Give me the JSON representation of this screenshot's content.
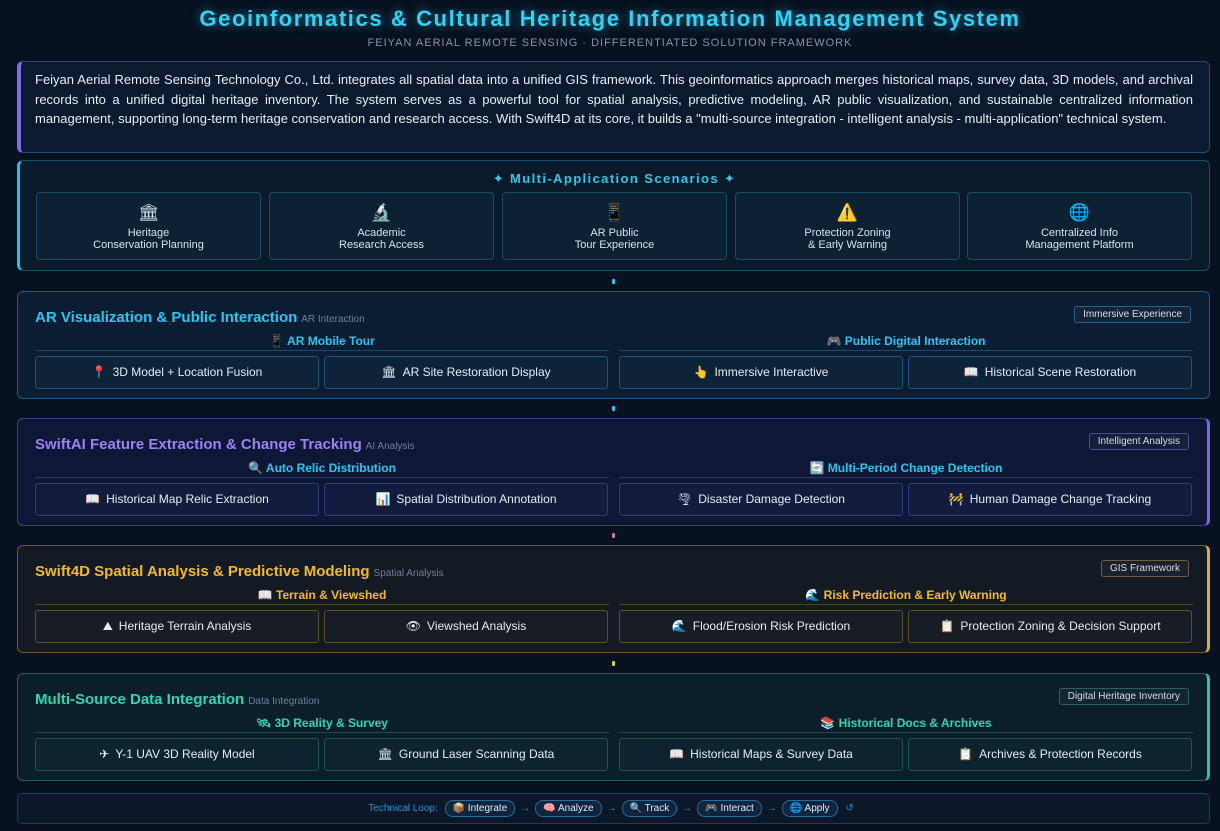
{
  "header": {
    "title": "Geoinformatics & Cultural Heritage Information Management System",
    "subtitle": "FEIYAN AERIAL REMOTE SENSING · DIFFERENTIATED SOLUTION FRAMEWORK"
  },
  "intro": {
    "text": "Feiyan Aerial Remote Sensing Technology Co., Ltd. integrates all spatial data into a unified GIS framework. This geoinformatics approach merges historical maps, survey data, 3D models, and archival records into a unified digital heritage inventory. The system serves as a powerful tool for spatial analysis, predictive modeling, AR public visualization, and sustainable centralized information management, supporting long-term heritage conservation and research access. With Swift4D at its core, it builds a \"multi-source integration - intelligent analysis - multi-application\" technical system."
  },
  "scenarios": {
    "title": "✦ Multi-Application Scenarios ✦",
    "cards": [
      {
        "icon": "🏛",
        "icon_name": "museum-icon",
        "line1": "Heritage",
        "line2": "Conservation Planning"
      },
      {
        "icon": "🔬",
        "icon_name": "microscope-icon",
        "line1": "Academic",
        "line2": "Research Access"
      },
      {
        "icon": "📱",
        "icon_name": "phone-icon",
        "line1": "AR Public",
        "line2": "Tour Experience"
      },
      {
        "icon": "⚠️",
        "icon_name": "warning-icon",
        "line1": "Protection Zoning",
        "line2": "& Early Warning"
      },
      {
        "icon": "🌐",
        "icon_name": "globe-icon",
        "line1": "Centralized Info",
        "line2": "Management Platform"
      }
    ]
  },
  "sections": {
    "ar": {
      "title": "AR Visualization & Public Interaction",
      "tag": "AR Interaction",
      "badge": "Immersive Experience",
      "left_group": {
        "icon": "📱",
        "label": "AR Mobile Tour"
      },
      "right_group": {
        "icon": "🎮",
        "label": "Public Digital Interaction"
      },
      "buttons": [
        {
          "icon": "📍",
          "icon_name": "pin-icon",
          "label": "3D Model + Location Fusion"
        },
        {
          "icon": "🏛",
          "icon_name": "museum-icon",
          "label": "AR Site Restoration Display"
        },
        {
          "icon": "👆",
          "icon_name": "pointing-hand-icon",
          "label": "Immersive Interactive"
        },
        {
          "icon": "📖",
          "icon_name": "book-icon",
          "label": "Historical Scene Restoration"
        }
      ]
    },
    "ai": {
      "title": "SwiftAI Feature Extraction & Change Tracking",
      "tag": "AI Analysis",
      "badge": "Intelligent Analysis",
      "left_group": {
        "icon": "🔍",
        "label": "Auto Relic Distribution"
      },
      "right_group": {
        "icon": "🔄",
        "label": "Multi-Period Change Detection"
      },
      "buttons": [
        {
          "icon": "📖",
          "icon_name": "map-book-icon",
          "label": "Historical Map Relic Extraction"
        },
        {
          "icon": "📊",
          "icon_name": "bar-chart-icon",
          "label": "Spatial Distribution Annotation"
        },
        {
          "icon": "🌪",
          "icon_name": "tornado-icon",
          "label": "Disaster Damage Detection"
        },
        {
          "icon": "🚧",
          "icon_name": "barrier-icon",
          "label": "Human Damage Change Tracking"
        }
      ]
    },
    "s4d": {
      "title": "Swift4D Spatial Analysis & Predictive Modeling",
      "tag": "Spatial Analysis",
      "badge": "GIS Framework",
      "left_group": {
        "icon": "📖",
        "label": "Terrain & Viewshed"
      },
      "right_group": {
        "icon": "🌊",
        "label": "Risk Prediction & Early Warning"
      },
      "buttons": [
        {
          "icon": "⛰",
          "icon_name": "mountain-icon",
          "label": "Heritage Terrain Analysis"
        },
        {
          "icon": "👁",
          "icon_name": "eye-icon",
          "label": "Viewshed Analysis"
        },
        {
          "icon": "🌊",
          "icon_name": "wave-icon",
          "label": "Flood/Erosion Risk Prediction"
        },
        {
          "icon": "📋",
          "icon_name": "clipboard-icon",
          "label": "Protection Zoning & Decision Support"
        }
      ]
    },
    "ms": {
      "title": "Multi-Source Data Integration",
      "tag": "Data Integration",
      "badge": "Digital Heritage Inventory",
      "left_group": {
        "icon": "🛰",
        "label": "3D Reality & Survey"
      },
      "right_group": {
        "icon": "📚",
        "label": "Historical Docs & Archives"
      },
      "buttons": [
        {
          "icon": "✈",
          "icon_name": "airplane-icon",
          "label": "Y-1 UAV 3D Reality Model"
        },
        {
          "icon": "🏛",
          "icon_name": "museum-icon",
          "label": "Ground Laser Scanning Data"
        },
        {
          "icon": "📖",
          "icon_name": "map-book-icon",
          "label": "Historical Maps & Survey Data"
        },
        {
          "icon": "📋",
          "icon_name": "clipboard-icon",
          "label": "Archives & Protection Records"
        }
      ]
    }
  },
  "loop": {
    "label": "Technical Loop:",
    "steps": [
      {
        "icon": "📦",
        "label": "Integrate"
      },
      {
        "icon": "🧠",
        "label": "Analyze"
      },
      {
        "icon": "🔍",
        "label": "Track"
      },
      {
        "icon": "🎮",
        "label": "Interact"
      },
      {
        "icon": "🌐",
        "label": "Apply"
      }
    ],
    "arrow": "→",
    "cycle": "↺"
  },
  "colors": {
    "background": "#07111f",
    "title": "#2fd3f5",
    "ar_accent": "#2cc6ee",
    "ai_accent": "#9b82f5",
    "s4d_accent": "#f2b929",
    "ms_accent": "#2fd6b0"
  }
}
* * *
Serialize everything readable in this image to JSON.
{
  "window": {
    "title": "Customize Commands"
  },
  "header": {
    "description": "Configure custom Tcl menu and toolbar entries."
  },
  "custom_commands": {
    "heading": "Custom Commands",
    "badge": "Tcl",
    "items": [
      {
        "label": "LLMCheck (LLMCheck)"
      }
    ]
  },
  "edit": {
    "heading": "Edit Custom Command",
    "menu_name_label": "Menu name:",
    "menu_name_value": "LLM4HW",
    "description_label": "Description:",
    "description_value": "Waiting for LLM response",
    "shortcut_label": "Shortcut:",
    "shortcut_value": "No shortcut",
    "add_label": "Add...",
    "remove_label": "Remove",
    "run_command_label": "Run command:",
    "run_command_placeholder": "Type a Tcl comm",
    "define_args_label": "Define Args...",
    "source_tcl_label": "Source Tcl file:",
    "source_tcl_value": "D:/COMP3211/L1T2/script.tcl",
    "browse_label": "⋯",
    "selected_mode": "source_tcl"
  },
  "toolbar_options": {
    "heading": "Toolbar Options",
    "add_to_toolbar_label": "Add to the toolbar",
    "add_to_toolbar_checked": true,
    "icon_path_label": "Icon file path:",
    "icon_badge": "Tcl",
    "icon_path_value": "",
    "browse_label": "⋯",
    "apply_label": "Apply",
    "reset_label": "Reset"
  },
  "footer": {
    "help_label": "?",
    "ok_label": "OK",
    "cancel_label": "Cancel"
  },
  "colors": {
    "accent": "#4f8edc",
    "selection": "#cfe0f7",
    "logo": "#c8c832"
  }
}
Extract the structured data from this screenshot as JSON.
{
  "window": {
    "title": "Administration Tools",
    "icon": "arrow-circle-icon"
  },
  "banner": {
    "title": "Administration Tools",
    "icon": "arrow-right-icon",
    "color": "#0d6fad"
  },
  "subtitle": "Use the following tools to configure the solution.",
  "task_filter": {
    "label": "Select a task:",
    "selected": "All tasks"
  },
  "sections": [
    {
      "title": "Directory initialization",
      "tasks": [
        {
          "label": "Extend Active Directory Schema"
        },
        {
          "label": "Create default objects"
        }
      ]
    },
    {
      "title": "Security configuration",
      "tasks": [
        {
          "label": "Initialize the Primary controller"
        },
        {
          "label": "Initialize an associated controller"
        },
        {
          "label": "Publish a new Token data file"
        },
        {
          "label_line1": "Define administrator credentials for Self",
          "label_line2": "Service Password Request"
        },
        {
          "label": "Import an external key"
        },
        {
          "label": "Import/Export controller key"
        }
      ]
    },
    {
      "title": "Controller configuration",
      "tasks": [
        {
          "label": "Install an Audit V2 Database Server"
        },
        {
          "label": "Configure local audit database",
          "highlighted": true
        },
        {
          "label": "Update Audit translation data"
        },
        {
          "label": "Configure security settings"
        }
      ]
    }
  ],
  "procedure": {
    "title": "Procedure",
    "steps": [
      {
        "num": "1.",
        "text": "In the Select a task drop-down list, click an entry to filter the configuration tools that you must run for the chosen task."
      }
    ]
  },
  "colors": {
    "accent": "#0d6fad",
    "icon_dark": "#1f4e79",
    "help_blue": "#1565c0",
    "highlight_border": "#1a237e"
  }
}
--
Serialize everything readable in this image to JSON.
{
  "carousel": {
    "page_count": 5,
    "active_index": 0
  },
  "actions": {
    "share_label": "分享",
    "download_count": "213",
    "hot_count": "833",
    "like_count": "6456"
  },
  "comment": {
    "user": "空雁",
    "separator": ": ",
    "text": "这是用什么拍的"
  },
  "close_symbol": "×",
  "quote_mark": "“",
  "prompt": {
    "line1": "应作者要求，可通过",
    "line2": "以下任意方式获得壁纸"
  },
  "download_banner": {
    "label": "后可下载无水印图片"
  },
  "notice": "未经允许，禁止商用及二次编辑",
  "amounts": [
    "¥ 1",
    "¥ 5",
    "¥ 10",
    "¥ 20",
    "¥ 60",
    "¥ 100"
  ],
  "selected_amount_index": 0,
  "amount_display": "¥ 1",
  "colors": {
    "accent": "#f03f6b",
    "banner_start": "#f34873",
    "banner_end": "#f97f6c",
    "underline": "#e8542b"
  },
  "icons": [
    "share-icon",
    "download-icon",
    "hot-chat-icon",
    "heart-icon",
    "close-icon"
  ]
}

EXERCISE REQUIREMENTS –
Reproduce each line of the material containing the word "Initialize".

RESPONSE TO THIS EXERCISE –
          "label": "Initialize the Primary controller"
          "label": "Initialize an associated controller"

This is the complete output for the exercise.